Provided data
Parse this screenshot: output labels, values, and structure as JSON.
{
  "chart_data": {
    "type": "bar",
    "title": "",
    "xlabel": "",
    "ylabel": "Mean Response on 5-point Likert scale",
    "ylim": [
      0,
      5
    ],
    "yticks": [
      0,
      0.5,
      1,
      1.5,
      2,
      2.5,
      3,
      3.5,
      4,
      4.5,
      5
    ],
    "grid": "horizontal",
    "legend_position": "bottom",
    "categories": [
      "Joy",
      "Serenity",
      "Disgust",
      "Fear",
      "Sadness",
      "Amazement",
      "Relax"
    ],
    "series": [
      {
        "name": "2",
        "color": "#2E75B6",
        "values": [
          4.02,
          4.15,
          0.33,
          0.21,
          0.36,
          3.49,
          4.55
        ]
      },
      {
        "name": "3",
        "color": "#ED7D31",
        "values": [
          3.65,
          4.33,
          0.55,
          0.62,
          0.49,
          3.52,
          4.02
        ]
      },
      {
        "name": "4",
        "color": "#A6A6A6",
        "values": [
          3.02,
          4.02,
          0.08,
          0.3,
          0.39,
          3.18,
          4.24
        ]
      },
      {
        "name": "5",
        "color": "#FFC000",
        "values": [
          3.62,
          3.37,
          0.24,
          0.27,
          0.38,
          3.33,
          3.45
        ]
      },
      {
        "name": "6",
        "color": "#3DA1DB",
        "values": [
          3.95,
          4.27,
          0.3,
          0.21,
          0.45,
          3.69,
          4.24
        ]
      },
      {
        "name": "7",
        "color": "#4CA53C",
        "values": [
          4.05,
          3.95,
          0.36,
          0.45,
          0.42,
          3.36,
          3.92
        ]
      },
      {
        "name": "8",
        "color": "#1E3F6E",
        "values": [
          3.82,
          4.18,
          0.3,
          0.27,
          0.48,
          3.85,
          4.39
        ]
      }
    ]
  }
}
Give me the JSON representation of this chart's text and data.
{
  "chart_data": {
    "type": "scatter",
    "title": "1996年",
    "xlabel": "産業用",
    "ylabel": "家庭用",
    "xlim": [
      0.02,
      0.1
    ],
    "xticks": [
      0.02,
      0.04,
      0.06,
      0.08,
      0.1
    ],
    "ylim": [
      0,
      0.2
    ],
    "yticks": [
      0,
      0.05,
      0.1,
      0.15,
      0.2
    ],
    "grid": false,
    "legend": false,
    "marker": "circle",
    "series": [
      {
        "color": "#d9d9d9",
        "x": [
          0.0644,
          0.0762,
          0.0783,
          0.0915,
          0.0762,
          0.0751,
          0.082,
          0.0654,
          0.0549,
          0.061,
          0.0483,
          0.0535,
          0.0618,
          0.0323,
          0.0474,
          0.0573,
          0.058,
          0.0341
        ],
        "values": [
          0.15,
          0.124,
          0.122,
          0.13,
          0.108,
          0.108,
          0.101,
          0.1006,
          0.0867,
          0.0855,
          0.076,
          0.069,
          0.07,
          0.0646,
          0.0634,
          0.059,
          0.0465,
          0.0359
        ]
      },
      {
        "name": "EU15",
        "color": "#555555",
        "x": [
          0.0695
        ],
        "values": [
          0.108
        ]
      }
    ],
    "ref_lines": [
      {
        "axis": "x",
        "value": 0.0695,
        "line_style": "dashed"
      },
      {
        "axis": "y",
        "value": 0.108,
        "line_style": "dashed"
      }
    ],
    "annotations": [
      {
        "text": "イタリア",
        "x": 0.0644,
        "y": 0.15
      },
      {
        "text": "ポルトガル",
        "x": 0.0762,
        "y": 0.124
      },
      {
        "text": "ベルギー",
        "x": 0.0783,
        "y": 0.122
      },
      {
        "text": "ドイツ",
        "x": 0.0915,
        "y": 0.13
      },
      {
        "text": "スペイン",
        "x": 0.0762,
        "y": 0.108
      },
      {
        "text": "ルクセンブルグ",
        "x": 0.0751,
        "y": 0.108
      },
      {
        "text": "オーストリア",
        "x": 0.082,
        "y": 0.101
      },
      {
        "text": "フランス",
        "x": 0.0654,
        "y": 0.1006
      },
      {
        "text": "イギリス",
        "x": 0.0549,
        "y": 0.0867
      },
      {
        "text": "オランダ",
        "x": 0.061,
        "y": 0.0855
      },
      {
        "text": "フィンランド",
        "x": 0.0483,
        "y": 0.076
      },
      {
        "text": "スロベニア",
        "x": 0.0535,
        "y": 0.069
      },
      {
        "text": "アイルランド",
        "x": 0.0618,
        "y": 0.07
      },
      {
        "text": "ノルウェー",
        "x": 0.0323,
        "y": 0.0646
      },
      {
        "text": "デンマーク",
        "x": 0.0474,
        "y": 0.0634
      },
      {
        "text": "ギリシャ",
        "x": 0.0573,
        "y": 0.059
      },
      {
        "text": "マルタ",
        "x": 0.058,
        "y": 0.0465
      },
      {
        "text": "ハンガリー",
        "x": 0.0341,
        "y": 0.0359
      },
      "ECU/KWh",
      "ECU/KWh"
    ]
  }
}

Given request
Return the entries in full, keeping every line exactly as it is.

Output
Parse this screenshot: output labels, values, and structure as JSON.
{
  "chart_data": {
    "type": "bar",
    "title": "",
    "xlabel": "",
    "ylabel": "Mean Response on 5-point Likert scale",
    "ylim": [
      0,
      5
    ],
    "yticks": [
      0,
      0.5,
      1,
      1.5,
      2,
      2.5,
      3,
      3.5,
      4,
      4.5,
      5
    ],
    "grid": "horizontal",
    "legend_position": "bottom",
    "categories": [
      "Joy",
      "Serenity",
      "Disgust",
      "Fear",
      "Sadness",
      "Amazement",
      "Relax"
    ],
    "series": [
      {
        "name": "2",
        "color": "#2E75B6",
        "values": [
          4.02,
          4.15,
          0.33,
          0.21,
          0.36,
          3.49,
          4.55
        ]
      },
      {
        "name": "3",
        "color": "#ED7D31",
        "values": [
          3.65,
          4.33,
          0.55,
          0.62,
          0.49,
          3.52,
          4.02
        ]
      },
      {
        "name": "4",
        "color": "#A6A6A6",
        "values": [
          3.02,
          4.02,
          0.08,
          0.3,
          0.39,
          3.18,
          4.24
        ]
      },
      {
        "name": "5",
        "color": "#FFC000",
        "values": [
          3.62,
          3.37,
          0.24,
          0.27,
          0.38,
          3.33,
          3.45
        ]
      },
      {
        "name": "6",
        "color": "#3DA1DB",
        "values": [
          3.95,
          4.27,
          0.3,
          0.21,
          0.45,
          3.69,
          4.24
        ]
      },
      {
        "name": "7",
        "color": "#4CA53C",
        "values": [
          4.05,
          3.95,
          0.36,
          0.45,
          0.42,
          3.36,
          3.92
        ]
      },
      {
        "name": "8",
        "color": "#1E3F6E",
        "values": [
          3.82,
          4.18,
          0.3,
          0.27,
          0.48,
          3.85,
          4.39
        ]
      }
    ]
  }
}
Give me the JSON representation of this chart's text and data.
{
  "chart_data": {
    "type": "scatter",
    "title": "1996年",
    "xlabel": "産業用",
    "ylabel": "家庭用",
    "xlim": [
      0.02,
      0.1
    ],
    "xticks": [
      0.02,
      0.04,
      0.06,
      0.08,
      0.1
    ],
    "ylim": [
      0,
      0.2
    ],
    "yticks": [
      0,
      0.05,
      0.1,
      0.15,
      0.2
    ],
    "grid": false,
    "legend": false,
    "marker": "circle",
    "series": [
      {
        "color": "#d9d9d9",
        "x": [
          0.0644,
          0.0762,
          0.0783,
          0.0915,
          0.0762,
          0.0751,
          0.082,
          0.0654,
          0.0549,
          0.061,
          0.0483,
          0.0535,
          0.0618,
          0.0323,
          0.0474,
          0.0573,
          0.058,
          0.0341
        ],
        "values": [
          0.15,
          0.124,
          0.122,
          0.13,
          0.108,
          0.108,
          0.101,
          0.1006,
          0.0867,
          0.0855,
          0.076,
          0.069,
          0.07,
          0.0646,
          0.0634,
          0.059,
          0.0465,
          0.0359
        ]
      },
      {
        "name": "EU15",
        "color": "#555555",
        "x": [
          0.0695
        ],
        "values": [
          0.108
        ]
      }
    ],
    "ref_lines": [
      {
        "axis": "x",
        "value": 0.0695,
        "line_style": "dashed"
      },
      {
        "axis": "y",
        "value": 0.108,
        "line_style": "dashed"
      }
    ],
    "annotations": [
      {
        "text": "イタリア",
        "x": 0.0644,
        "y": 0.15
      },
      {
        "text": "ポルトガル",
        "x": 0.0762,
        "y": 0.124
      },
      {
        "text": "ベルギー",
        "x": 0.0783,
        "y": 0.122
      },
      {
        "text": "ドイツ",
        "x": 0.0915,
        "y": 0.13
      },
      {
        "text": "スペイン",
        "x": 0.0762,
        "y": 0.108
      },
      {
        "text": "ルクセンブルグ",
        "x": 0.0751,
        "y": 0.108
      },
      {
        "text": "オーストリア",
        "x": 0.082,
        "y": 0.101
      },
      {
        "text": "フランス",
        "x": 0.0654,
        "y": 0.1006
      },
      {
        "text": "イギリス",
        "x": 0.0549,
        "y": 0.0867
      },
      {
        "text": "オランダ",
        "x": 0.061,
        "y": 0.0855
      },
      {
        "text": "フィンランド",
        "x": 0.0483,
        "y": 0.076
      },
      {
        "text": "スロベニア",
        "x": 0.0535,
        "y": 0.069
      },
      {
        "text": "アイルランド",
        "x": 0.0618,
        "y": 0.07
      },
      {
        "text": "ノルウェー",
        "x": 0.0323,
        "y": 0.0646
      },
      {
        "text": "デンマーク",
        "x": 0.0474,
        "y": 0.0634
      },
      {
        "text": "ギリシャ",
        "x": 0.0573,
        "y": 0.059
      },
      {
        "text": "マルタ",
        "x": 0.058,
        "y": 0.0465
      },
      {
        "text": "ハンガリー",
        "x": 0.0341,
        "y": 0.0359
      },
      "ECU/KWh",
      "ECU/KWh"
    ]
  }
}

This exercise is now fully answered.